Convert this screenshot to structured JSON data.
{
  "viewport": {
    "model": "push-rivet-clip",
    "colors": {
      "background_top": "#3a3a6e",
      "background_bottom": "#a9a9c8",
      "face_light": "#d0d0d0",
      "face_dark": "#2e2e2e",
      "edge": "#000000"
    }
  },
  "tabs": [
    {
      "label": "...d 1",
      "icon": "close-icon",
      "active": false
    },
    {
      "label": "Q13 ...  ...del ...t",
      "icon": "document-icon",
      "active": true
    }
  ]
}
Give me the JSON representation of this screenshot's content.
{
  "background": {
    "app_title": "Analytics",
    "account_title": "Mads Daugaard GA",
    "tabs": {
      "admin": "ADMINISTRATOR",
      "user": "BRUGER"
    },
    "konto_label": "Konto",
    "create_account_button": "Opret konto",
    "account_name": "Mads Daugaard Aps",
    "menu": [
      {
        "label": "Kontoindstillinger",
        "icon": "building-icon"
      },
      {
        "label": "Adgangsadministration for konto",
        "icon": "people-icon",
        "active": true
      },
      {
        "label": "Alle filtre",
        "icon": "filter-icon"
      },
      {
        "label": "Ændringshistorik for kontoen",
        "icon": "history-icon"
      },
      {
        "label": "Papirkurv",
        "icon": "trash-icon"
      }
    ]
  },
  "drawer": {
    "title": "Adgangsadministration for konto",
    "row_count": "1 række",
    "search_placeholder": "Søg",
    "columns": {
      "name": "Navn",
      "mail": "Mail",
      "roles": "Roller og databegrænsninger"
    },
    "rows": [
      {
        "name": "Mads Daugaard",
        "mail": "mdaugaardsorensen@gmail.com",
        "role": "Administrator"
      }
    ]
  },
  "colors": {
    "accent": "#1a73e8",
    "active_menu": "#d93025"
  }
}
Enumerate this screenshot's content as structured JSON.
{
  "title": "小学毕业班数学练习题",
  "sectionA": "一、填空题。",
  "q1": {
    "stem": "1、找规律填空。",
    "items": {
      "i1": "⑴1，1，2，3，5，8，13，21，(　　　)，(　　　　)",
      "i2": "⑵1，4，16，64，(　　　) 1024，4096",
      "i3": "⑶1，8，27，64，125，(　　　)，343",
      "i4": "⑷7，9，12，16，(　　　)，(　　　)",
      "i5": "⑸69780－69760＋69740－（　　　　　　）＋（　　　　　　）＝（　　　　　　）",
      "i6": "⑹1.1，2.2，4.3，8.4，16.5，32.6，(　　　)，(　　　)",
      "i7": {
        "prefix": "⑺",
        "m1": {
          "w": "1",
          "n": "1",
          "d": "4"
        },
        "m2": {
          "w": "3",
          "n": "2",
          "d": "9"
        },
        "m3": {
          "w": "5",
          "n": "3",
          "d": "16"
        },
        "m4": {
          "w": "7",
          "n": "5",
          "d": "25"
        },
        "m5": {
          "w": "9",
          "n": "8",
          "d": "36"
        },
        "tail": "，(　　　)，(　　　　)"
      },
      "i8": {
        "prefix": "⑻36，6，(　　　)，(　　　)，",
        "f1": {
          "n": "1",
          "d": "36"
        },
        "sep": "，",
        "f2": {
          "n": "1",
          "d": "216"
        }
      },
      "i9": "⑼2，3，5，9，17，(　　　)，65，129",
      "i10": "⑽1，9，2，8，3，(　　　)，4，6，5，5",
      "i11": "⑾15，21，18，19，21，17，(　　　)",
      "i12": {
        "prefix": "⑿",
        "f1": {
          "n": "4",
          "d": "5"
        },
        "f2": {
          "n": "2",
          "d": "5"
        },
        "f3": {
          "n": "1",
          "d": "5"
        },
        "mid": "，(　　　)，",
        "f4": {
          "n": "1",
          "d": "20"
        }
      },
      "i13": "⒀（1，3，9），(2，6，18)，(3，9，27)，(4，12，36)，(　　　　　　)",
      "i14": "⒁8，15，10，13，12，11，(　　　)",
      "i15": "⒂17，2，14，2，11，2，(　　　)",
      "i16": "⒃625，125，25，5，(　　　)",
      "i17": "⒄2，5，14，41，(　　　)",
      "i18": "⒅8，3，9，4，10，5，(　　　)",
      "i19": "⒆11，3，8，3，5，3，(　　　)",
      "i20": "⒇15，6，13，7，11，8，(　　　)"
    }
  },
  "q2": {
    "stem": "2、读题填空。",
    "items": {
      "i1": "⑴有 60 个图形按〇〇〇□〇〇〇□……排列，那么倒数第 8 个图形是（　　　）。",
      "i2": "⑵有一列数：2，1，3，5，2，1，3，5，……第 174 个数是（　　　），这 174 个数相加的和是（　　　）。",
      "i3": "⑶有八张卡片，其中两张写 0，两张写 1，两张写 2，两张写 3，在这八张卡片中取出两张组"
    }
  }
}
══════════════════════════════
* Instructions for the task
Return all lines with the word "Mads" in them.

* Output below
    "account_title": "Mads Daugaard GA",
    "account_name": "Mads Daugaard Aps",
        "name": "Mads Daugaard",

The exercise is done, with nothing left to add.